__GOAL__
Print each line of the listing once more, precisely as given.

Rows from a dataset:
[start]

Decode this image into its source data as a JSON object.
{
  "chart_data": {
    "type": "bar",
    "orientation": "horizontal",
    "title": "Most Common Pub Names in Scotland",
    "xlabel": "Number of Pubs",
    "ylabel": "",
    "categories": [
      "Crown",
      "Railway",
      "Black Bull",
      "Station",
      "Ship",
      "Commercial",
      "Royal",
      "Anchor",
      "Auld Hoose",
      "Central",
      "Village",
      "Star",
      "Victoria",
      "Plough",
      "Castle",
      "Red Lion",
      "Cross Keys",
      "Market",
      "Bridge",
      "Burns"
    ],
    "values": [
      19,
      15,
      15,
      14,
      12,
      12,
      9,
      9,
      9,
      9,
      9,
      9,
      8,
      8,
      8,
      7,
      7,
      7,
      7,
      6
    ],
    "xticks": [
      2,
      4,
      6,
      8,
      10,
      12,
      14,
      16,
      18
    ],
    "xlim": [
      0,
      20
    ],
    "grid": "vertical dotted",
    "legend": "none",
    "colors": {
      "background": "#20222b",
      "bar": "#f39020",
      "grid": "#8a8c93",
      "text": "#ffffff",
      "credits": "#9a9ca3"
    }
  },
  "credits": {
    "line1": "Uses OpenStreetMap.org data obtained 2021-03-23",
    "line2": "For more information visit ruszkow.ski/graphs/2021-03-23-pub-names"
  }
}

[end]

__TASK RESPONSE__
Decode this image into its source data as a JSON object.
{
  "chart_data": {
    "type": "bar",
    "orientation": "horizontal",
    "title": "Most Common Pub Names in Scotland",
    "xlabel": "Number of Pubs",
    "ylabel": "",
    "categories": [
      "Crown",
      "Railway",
      "Black Bull",
      "Station",
      "Ship",
      "Commercial",
      "Royal",
      "Anchor",
      "Auld Hoose",
      "Central",
      "Village",
      "Star",
      "Victoria",
      "Plough",
      "Castle",
      "Red Lion",
      "Cross Keys",
      "Market",
      "Bridge",
      "Burns"
    ],
    "values": [
      19,
      15,
      15,
      14,
      12,
      12,
      9,
      9,
      9,
      9,
      9,
      9,
      8,
      8,
      8,
      7,
      7,
      7,
      7,
      6
    ],
    "xticks": [
      2,
      4,
      6,
      8,
      10,
      12,
      14,
      16,
      18
    ],
    "xlim": [
      0,
      20
    ],
    "grid": "vertical dotted",
    "legend": "none",
    "colors": {
      "background": "#20222b",
      "bar": "#f39020",
      "grid": "#8a8c93",
      "text": "#ffffff",
      "credits": "#9a9ca3"
    }
  },
  "credits": {
    "line1": "Uses OpenStreetMap.org data obtained 2021-03-23",
    "line2": "For more information visit ruszkow.ski/graphs/2021-03-23-pub-names"
  }
}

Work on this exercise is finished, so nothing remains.